__Direction__:
Omit every image, and transcribe the remaining entries exactly as given.

begin Material for this exercise

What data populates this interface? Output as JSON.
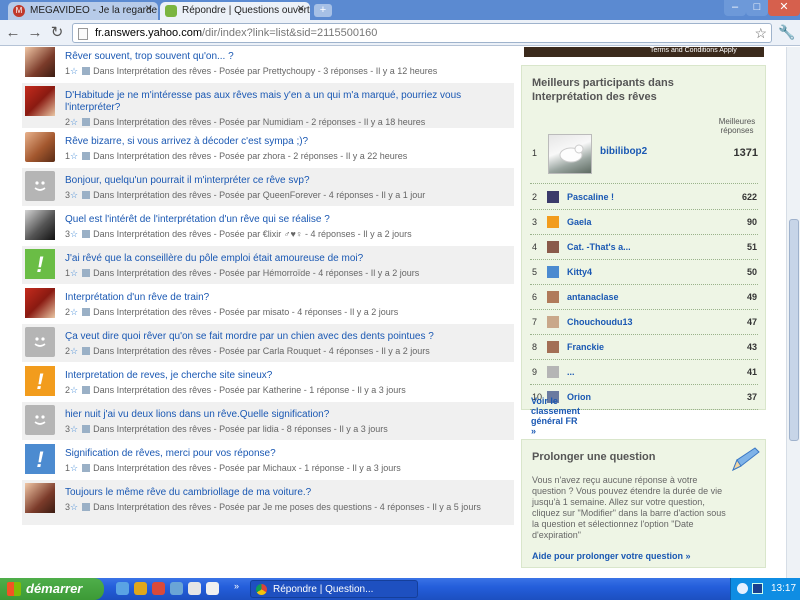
{
  "browser": {
    "tabs": [
      {
        "title": "MEGAVIDEO - Je la regarde",
        "favicon": "M",
        "active": false
      },
      {
        "title": "Répondre | Questions ouverte",
        "active": true
      }
    ],
    "url_host": "fr.answers.yahoo.com",
    "url_path": "/dir/index?link=list&sid=2115500160"
  },
  "ad": {
    "terms": "Terms and Conditions Apply"
  },
  "questions": [
    {
      "title": "Rêver souvent, trop souvent qu'on... ?",
      "stars": "1",
      "category": "Dans Interprétation des rêves",
      "asker": "Posée par Prettychoupy",
      "answers": "3 réponses",
      "age": "Il y a 12 heures",
      "avatar": "photo"
    },
    {
      "title": "D'Habitude je ne m'intéresse pas aux rêves mais y'en a un qui m'a marqué, pourriez vous l'interpréter?",
      "stars": "2",
      "category": "Dans Interprétation des rêves",
      "asker": "Posée par Numidiam",
      "answers": "2 réponses",
      "age": "Il y a 18 heures",
      "avatar": "photo"
    },
    {
      "title": "Rêve bizarre, si vous arrivez à décoder c'est sympa ;)?",
      "stars": "1",
      "category": "Dans Interprétation des rêves",
      "asker": "Posée par zhora",
      "answers": "2 réponses",
      "age": "Il y a 22 heures",
      "avatar": "photo"
    },
    {
      "title": "Bonjour, quelqu'un pourrait il m'interpréter ce rêve svp?",
      "stars": "3",
      "category": "Dans Interprétation des rêves",
      "asker": "Posée par QueenForever",
      "answers": "4 réponses",
      "age": "Il y a 1 jour",
      "avatar": "grey"
    },
    {
      "title": "Quel est l'intérêt de l'interprétation d'un rêve qui se réalise ?",
      "stars": "3",
      "category": "Dans Interprétation des rêves",
      "asker": "Posée par €lixir ♂♥♀",
      "answers": "4 réponses",
      "age": "Il y a 2 jours",
      "avatar": "photo"
    },
    {
      "title": "J'ai rêvé que la conseillère du pôle emploi était amoureuse de moi?",
      "stars": "1",
      "category": "Dans Interprétation des rêves",
      "asker": "Posée par Hémorroïde",
      "answers": "4 réponses",
      "age": "Il y a 2 jours",
      "avatar": "green"
    },
    {
      "title": "Interprétation d'un rêve de train?",
      "stars": "2",
      "category": "Dans Interprétation des rêves",
      "asker": "Posée par misato",
      "answers": "4 réponses",
      "age": "Il y a 2 jours",
      "avatar": "photo"
    },
    {
      "title": "Ça veut dire quoi rêver qu'on se fait mordre par un chien avec des dents pointues ?",
      "stars": "2",
      "category": "Dans Interprétation des rêves",
      "asker": "Posée par Carla Rouquet",
      "answers": "4 réponses",
      "age": "Il y a 2 jours",
      "avatar": "grey"
    },
    {
      "title": "Interpretation de reves, je cherche site sineux?",
      "stars": "2",
      "category": "Dans Interprétation des rêves",
      "asker": "Posée par Katherine",
      "answers": "1 réponse",
      "age": "Il y a 3 jours",
      "avatar": "orange"
    },
    {
      "title": "hier nuit j'ai vu deux lions dans un rêve.Quelle signification?",
      "stars": "3",
      "category": "Dans Interprétation des rêves",
      "asker": "Posée par lidia",
      "answers": "8 réponses",
      "age": "Il y a 3 jours",
      "avatar": "grey"
    },
    {
      "title": "Signification de rêves, merci pour vos réponse?",
      "stars": "1",
      "category": "Dans Interprétation des rêves",
      "asker": "Posée par Michaux",
      "answers": "1 réponse",
      "age": "Il y a 3 jours",
      "avatar": "blue"
    },
    {
      "title": "Toujours le même rêve du cambriollage de ma voiture.?",
      "stars": "3",
      "category": "Dans Interprétation des rêves",
      "asker": "Posée par Je me poses des questions",
      "answers": "4 réponses",
      "age": "Il y a 5 jours",
      "avatar": "photo"
    }
  ],
  "top_panel": {
    "heading": "Meilleurs participants dans Interprétation des rêves",
    "column_header": "Meilleures réponses",
    "first": {
      "rank": "1",
      "name": "bibilibop2",
      "score": "1371"
    },
    "others": [
      {
        "rank": "2",
        "name": "Pascaline !",
        "score": "622",
        "mini_color": "#3a3a6a"
      },
      {
        "rank": "3",
        "name": "Gaela",
        "score": "90",
        "mini_color": "#f29c1d"
      },
      {
        "rank": "4",
        "name": "Cat. -That's a...",
        "score": "51",
        "mini_color": "#8a5a4a"
      },
      {
        "rank": "5",
        "name": "Kitty4",
        "score": "50",
        "mini_color": "#4c8bd0"
      },
      {
        "rank": "6",
        "name": "antanaclase",
        "score": "49",
        "mini_color": "#b07a5a"
      },
      {
        "rank": "7",
        "name": "Chouchoudu13",
        "score": "47",
        "mini_color": "#c9a88a"
      },
      {
        "rank": "8",
        "name": "Franckie",
        "score": "43",
        "mini_color": "#a36f55"
      },
      {
        "rank": "9",
        "name": "...",
        "score": "41",
        "mini_color": "#b5b5b5"
      },
      {
        "rank": "10",
        "name": "Orion",
        "score": "37",
        "mini_color": "#6a7aa0"
      }
    ],
    "link": "Voir le classement général FR »"
  },
  "prolong_panel": {
    "title": "Prolonger une question",
    "text": "Vous n'avez reçu aucune réponse à votre question ? Vous pouvez étendre la durée de vie jusqu'à 1 semaine. Allez sur votre question, cliquez sur \"Modifier\" dans la barre d'action sous la question et sélectionnez l'option \"Date d'expiration\"",
    "link": "Aide pour prolonger votre question »"
  },
  "taskbar": {
    "start_label": "démarrer",
    "task_label": "Répondre | Question...",
    "clock": "13:17"
  }
}
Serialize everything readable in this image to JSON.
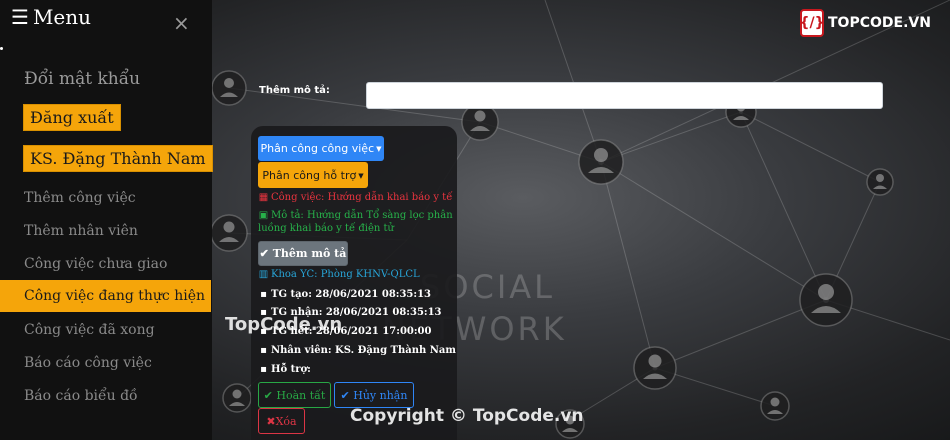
{
  "sidebar": {
    "title": "Menu",
    "hamburger_glyph": "☰",
    "close_glyph": "×",
    "change_password": "Đổi mật khẩu",
    "logout": "Đăng xuất",
    "user_name": "KS. Đặng Thành Nam",
    "items": [
      {
        "label": "Thêm công việc"
      },
      {
        "label": "Thêm nhân viên"
      },
      {
        "label": "Công việc chưa giao"
      },
      {
        "label": "Công việc đang thực hiện",
        "active": true
      },
      {
        "label": "Công việc đã xong"
      },
      {
        "label": "Báo cáo công việc"
      },
      {
        "label": "Báo cáo biểu đồ"
      }
    ]
  },
  "logo": {
    "text": "TOPCODE.VN",
    "mark": "{/}"
  },
  "form": {
    "description_label": "Thêm mô tả:",
    "description_value": ""
  },
  "task": {
    "assign_button": "Phân công công việc",
    "support_button": "Phân công hỗ trợ",
    "job": "Công việc: Hướng dẫn khai báo y tế",
    "description_line1": "Mô tả: Hướng dẫn Tổ sàng lọc phân",
    "description_line2": "luồng khai báo y tế điện tử",
    "add_desc_button": "Thêm mô tả",
    "department": "Khoa YC: Phòng KHNV-QLCL",
    "created": "TG tạo: 28/06/2021 08:35:13",
    "received": "TG nhận: 28/06/2021 08:35:13",
    "deadline": "TG hết: 28/06/2021 17:00:00",
    "staff": "Nhân viên: KS. Đặng Thành Nam",
    "support": "Hỗ trợ:",
    "complete_button": "Hoàn tất",
    "cancel_button": "Hủy nhận",
    "delete_button": "Xóa"
  },
  "background": {
    "line1": "SOCIAL",
    "line2": "NETWORK"
  },
  "watermarks": {
    "brand": "TopCode.vn",
    "copyright": "Copyright © TopCode.vn"
  },
  "colors": {
    "accent_orange": "#f5a50a",
    "primary_blue": "#2f86f6",
    "danger_red": "#dc3545",
    "success_green": "#28a745",
    "info_cyan": "#28a5d8"
  }
}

end Material for this exercise

__Finished task__:
What data populates this interface? Output as JSON.
{
  "browser": {
    "tabs": [
      {
        "title": "MEGAVIDEO - Je la regarde",
        "favicon": "M",
        "active": false
      },
      {
        "title": "Répondre | Questions ouverte",
        "active": true
      }
    ],
    "url_host": "fr.answers.yahoo.com",
    "url_path": "/dir/index?link=list&sid=2115500160"
  },
  "ad": {
    "terms": "Terms and Conditions Apply"
  },
  "questions": [
    {
      "title": "Rêver souvent, trop souvent qu'on... ?",
      "stars": "1",
      "category": "Dans Interprétation des rêves",
      "asker": "Posée par Prettychoupy",
      "answers": "3 réponses",
      "age": "Il y a 12 heures",
      "avatar": "photo"
    },
    {
      "title": "D'Habitude je ne m'intéresse pas aux rêves mais y'en a un qui m'a marqué, pourriez vous l'interpréter?",
      "stars": "2",
      "category": "Dans Interprétation des rêves",
      "asker": "Posée par Numidiam",
      "answers": "2 réponses",
      "age": "Il y a 18 heures",
      "avatar": "photo"
    },
    {
      "title": "Rêve bizarre, si vous arrivez à décoder c'est sympa ;)?",
      "stars": "1",
      "category": "Dans Interprétation des rêves",
      "asker": "Posée par zhora",
      "answers": "2 réponses",
      "age": "Il y a 22 heures",
      "avatar": "photo"
    },
    {
      "title": "Bonjour, quelqu'un pourrait il m'interpréter ce rêve svp?",
      "stars": "3",
      "category": "Dans Interprétation des rêves",
      "asker": "Posée par QueenForever",
      "answers": "4 réponses",
      "age": "Il y a 1 jour",
      "avatar": "grey"
    },
    {
      "title": "Quel est l'intérêt de l'interprétation d'un rêve qui se réalise ?",
      "stars": "3",
      "category": "Dans Interprétation des rêves",
      "asker": "Posée par €lixir ♂♥♀",
      "answers": "4 réponses",
      "age": "Il y a 2 jours",
      "avatar": "photo"
    },
    {
      "title": "J'ai rêvé que la conseillère du pôle emploi était amoureuse de moi?",
      "stars": "1",
      "category": "Dans Interprétation des rêves",
      "asker": "Posée par Hémorroïde",
      "answers": "4 réponses",
      "age": "Il y a 2 jours",
      "avatar": "green"
    },
    {
      "title": "Interprétation d'un rêve de train?",
      "stars": "2",
      "category": "Dans Interprétation des rêves",
      "asker": "Posée par misato",
      "answers": "4 réponses",
      "age": "Il y a 2 jours",
      "avatar": "photo"
    },
    {
      "title": "Ça veut dire quoi rêver qu'on se fait mordre par un chien avec des dents pointues ?",
      "stars": "2",
      "category": "Dans Interprétation des rêves",
      "asker": "Posée par Carla Rouquet",
      "answers": "4 réponses",
      "age": "Il y a 2 jours",
      "avatar": "grey"
    },
    {
      "title": "Interpretation de reves, je cherche site sineux?",
      "stars": "2",
      "category": "Dans Interprétation des rêves",
      "asker": "Posée par Katherine",
      "answers": "1 réponse",
      "age": "Il y a 3 jours",
      "avatar": "orange"
    },
    {
      "title": "hier nuit j'ai vu deux lions dans un rêve.Quelle signification?",
      "stars": "3",
      "category": "Dans Interprétation des rêves",
      "asker": "Posée par lidia",
      "answers": "8 réponses",
      "age": "Il y a 3 jours",
      "avatar": "grey"
    },
    {
      "title": "Signification de rêves, merci pour vos réponse?",
      "stars": "1",
      "category": "Dans Interprétation des rêves",
      "asker": "Posée par Michaux",
      "answers": "1 réponse",
      "age": "Il y a 3 jours",
      "avatar": "blue"
    },
    {
      "title": "Toujours le même rêve du cambriollage de ma voiture.?",
      "stars": "3",
      "category": "Dans Interprétation des rêves",
      "asker": "Posée par Je me poses des questions",
      "answers": "4 réponses",
      "age": "Il y a 5 jours",
      "avatar": "photo"
    }
  ],
  "top_panel": {
    "heading": "Meilleurs participants dans Interprétation des rêves",
    "column_header": "Meilleures réponses",
    "first": {
      "rank": "1",
      "name": "bibilibop2",
      "score": "1371"
    },
    "others": [
      {
        "rank": "2",
        "name": "Pascaline !",
        "score": "622",
        "mini_color": "#3a3a6a"
      },
      {
        "rank": "3",
        "name": "Gaela",
        "score": "90",
        "mini_color": "#f29c1d"
      },
      {
        "rank": "4",
        "name": "Cat. -That's a...",
        "score": "51",
        "mini_color": "#8a5a4a"
      },
      {
        "rank": "5",
        "name": "Kitty4",
        "score": "50",
        "mini_color": "#4c8bd0"
      },
      {
        "rank": "6",
        "name": "antanaclase",
        "score": "49",
        "mini_color": "#b07a5a"
      },
      {
        "rank": "7",
        "name": "Chouchoudu13",
        "score": "47",
        "mini_color": "#c9a88a"
      },
      {
        "rank": "8",
        "name": "Franckie",
        "score": "43",
        "mini_color": "#a36f55"
      },
      {
        "rank": "9",
        "name": "...",
        "score": "41",
        "mini_color": "#b5b5b5"
      },
      {
        "rank": "10",
        "name": "Orion",
        "score": "37",
        "mini_color": "#6a7aa0"
      }
    ],
    "link": "Voir le classement général FR »"
  },
  "prolong_panel": {
    "title": "Prolonger une question",
    "text": "Vous n'avez reçu aucune réponse à votre question ? Vous pouvez étendre la durée de vie jusqu'à 1 semaine. Allez sur votre question, cliquez sur \"Modifier\" dans la barre d'action sous la question et sélectionnez l'option \"Date d'expiration\"",
    "link": "Aide pour prolonger votre question »"
  },
  "taskbar": {
    "start_label": "démarrer",
    "task_label": "Répondre | Question...",
    "clock": "13:17"
  }
}
Serialize everything readable in this image to JSON.
{
  "sidebar": {
    "title": "Menu",
    "hamburger_glyph": "☰",
    "close_glyph": "×",
    "change_password": "Đổi mật khẩu",
    "logout": "Đăng xuất",
    "user_name": "KS. Đặng Thành Nam",
    "items": [
      {
        "label": "Thêm công việc"
      },
      {
        "label": "Thêm nhân viên"
      },
      {
        "label": "Công việc chưa giao"
      },
      {
        "label": "Công việc đang thực hiện",
        "active": true
      },
      {
        "label": "Công việc đã xong"
      },
      {
        "label": "Báo cáo công việc"
      },
      {
        "label": "Báo cáo biểu đồ"
      }
    ]
  },
  "logo": {
    "text": "TOPCODE.VN",
    "mark": "{/}"
  },
  "form": {
    "description_label": "Thêm mô tả:",
    "description_value": ""
  },
  "task": {
    "assign_button": "Phân công công việc",
    "support_button": "Phân công hỗ trợ",
    "job": "Công việc: Hướng dẫn khai báo y tế",
    "description_line1": "Mô tả: Hướng dẫn Tổ sàng lọc phân",
    "description_line2": "luồng khai báo y tế điện tử",
    "add_desc_button": "Thêm mô tả",
    "department": "Khoa YC: Phòng KHNV-QLCL",
    "created": "TG tạo: 28/06/2021 08:35:13",
    "received": "TG nhận: 28/06/2021 08:35:13",
    "deadline": "TG hết: 28/06/2021 17:00:00",
    "staff": "Nhân viên: KS. Đặng Thành Nam",
    "support": "Hỗ trợ:",
    "complete_button": "Hoàn tất",
    "cancel_button": "Hủy nhận",
    "delete_button": "Xóa"
  },
  "background": {
    "line1": "SOCIAL",
    "line2": "NETWORK"
  },
  "watermarks": {
    "brand": "TopCode.vn",
    "copyright": "Copyright © TopCode.vn"
  },
  "colors": {
    "accent_orange": "#f5a50a",
    "primary_blue": "#2f86f6",
    "danger_red": "#dc3545",
    "success_green": "#28a745",
    "info_cyan": "#28a5d8"
  }
}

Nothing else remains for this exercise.